__Task goal__. Update the records from the start through the line that contains "- attachments-label: 附件：: [304, 721, 431, 780]" by changing "contact" to "liaison" and leaving everything else unchanged.

__Listed entries__.

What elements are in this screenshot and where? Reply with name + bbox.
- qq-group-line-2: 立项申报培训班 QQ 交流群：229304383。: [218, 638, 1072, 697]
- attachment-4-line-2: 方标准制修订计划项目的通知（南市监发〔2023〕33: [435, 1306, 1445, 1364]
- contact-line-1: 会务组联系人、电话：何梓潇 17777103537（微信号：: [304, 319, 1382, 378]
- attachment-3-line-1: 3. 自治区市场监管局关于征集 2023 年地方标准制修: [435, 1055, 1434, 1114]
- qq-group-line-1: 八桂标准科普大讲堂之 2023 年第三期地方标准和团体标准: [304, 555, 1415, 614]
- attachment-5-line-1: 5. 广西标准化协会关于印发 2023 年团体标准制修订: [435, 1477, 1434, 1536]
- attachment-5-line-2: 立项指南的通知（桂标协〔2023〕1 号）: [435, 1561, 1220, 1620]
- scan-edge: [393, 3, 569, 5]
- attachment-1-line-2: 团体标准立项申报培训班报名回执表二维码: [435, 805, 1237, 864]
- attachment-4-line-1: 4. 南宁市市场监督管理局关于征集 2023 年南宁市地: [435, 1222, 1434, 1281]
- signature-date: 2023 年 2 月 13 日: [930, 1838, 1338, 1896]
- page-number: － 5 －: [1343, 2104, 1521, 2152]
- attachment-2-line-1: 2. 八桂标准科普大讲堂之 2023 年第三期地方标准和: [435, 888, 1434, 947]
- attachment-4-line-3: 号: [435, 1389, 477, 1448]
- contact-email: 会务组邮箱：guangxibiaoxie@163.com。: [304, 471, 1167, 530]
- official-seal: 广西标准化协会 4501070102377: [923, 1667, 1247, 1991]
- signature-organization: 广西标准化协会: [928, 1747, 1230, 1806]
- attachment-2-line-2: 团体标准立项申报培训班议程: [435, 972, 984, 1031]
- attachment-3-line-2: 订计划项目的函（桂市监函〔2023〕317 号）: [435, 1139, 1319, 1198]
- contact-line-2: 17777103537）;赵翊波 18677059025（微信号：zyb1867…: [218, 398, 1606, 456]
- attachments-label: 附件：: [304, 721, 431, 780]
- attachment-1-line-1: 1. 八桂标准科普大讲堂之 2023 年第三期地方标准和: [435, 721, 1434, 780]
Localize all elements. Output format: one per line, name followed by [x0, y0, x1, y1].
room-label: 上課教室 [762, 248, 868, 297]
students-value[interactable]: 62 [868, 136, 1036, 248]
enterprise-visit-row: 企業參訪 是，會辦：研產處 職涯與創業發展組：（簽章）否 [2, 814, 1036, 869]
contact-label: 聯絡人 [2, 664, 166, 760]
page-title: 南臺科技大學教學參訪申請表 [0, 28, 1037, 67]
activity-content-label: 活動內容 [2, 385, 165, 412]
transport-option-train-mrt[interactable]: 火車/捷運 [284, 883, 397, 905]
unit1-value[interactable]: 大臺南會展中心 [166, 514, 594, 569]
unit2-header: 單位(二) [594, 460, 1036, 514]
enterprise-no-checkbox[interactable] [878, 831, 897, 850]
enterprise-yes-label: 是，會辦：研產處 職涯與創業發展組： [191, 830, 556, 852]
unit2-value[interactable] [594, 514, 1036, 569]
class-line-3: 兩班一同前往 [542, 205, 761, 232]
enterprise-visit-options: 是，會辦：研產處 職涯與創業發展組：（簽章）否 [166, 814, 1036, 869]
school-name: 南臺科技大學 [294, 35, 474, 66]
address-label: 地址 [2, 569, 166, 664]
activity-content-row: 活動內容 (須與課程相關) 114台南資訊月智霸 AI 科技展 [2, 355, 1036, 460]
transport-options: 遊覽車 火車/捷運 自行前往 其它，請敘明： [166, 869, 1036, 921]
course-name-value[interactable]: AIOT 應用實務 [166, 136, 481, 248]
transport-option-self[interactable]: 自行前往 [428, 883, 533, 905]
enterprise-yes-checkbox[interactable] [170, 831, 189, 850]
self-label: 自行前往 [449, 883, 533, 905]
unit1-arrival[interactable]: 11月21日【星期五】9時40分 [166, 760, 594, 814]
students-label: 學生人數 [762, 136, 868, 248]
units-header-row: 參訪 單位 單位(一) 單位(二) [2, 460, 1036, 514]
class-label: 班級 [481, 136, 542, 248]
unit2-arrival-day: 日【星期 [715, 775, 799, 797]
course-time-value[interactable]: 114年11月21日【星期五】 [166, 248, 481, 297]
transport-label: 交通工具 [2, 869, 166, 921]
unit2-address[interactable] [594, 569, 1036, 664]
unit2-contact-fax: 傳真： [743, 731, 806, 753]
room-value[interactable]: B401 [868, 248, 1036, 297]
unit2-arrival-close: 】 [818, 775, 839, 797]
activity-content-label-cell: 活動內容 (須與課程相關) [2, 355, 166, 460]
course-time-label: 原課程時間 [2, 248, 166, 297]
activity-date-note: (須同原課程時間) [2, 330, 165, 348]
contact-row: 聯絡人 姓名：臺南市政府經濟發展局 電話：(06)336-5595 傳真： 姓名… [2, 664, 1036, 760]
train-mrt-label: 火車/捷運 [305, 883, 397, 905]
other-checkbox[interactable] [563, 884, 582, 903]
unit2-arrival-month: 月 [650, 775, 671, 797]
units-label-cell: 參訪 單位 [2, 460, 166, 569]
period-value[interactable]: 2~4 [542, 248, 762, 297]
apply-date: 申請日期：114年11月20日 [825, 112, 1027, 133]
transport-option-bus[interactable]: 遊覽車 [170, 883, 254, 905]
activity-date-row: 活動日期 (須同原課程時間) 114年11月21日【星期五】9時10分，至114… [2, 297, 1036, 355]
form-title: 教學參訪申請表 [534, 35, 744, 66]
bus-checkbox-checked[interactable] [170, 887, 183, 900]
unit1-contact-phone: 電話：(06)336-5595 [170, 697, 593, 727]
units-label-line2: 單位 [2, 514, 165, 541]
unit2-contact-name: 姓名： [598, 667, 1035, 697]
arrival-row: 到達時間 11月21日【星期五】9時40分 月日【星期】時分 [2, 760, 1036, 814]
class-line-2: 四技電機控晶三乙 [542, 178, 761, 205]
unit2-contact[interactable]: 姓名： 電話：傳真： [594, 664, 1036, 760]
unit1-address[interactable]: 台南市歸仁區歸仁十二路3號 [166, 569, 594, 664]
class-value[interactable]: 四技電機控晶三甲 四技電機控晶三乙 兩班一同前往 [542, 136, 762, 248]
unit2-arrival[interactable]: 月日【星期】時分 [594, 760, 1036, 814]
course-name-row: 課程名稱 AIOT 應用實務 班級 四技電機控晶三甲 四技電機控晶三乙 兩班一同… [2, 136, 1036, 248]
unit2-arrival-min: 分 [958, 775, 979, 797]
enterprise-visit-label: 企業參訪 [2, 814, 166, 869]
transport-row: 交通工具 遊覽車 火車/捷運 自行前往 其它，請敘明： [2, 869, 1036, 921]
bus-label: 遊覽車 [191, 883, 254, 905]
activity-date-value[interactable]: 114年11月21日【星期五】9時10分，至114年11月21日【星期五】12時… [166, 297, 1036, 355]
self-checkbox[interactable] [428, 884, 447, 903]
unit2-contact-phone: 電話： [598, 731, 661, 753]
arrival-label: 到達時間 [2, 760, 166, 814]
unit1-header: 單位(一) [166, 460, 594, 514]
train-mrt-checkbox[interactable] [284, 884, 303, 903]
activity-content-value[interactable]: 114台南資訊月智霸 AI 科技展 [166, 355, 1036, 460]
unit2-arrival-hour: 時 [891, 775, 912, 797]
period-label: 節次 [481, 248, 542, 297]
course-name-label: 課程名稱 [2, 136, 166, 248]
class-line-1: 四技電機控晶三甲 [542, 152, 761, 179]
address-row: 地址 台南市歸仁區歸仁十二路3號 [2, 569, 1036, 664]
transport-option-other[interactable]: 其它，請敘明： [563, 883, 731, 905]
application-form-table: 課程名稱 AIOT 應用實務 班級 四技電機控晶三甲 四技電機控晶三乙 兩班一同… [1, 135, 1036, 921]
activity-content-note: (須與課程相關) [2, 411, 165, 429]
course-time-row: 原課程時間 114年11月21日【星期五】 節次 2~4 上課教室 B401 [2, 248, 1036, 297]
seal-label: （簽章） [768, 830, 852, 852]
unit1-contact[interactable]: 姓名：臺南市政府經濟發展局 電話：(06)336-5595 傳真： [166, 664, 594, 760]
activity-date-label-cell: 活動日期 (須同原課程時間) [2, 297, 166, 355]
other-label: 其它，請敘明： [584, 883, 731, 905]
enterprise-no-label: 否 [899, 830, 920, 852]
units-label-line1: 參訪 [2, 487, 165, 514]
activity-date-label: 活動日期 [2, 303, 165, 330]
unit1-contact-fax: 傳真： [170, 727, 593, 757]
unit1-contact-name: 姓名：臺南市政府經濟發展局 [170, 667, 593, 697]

__The output__.
What elements are in this screenshot and where? Reply with name + bbox.
- qq-group-line-2: 立项申报培训班 QQ 交流群：229304383。: [218, 638, 1072, 697]
- attachment-4-line-2: 方标准制修订计划项目的通知（南市监发〔2023〕33: [435, 1306, 1445, 1364]
- liaison-line-1: 会务组联系人、电话：何梓潇 17777103537（微信号：: [304, 319, 1382, 378]
- attachment-3-line-1: 3. 自治区市场监管局关于征集 2023 年地方标准制修: [435, 1055, 1434, 1114]
- qq-group-line-1: 八桂标准科普大讲堂之 2023 年第三期地方标准和团体标准: [304, 555, 1415, 614]
- attachment-5-line-1: 5. 广西标准化协会关于印发 2023 年团体标准制修订: [435, 1477, 1434, 1536]
- attachment-5-line-2: 立项指南的通知（桂标协〔2023〕1 号）: [435, 1561, 1220, 1620]
- scan-edge: [393, 3, 569, 5]
- attachment-1-line-2: 团体标准立项申报培训班报名回执表二维码: [435, 805, 1237, 864]
- attachment-4-line-1: 4. 南宁市市场监督管理局关于征集 2023 年南宁市地: [435, 1222, 1434, 1281]
- signature-date: 2023 年 2 月 13 日: [930, 1838, 1338, 1896]
- page-number: － 5 －: [1343, 2104, 1521, 2152]
- attachment-2-line-1: 2. 八桂标准科普大讲堂之 2023 年第三期地方标准和: [435, 888, 1434, 947]
- attachment-4-line-3: 号: [435, 1389, 477, 1448]
- liaison-email: 会务组邮箱：guangxibiaoxie@163.com。: [304, 471, 1167, 530]
- official-seal: 广西标准化协会 4501070102377: [923, 1667, 1247, 1991]
- signature-organization: 广西标准化协会: [928, 1747, 1230, 1806]
- attachment-2-line-2: 团体标准立项申报培训班议程: [435, 972, 984, 1031]
- attachment-3-line-2: 订计划项目的函（桂市监函〔2023〕317 号）: [435, 1139, 1319, 1198]
- liaison-line-2: 17777103537）;赵翊波 18677059025（微信号：zyb1867…: [218, 398, 1606, 456]
- attachments-label: 附件：: [304, 721, 431, 780]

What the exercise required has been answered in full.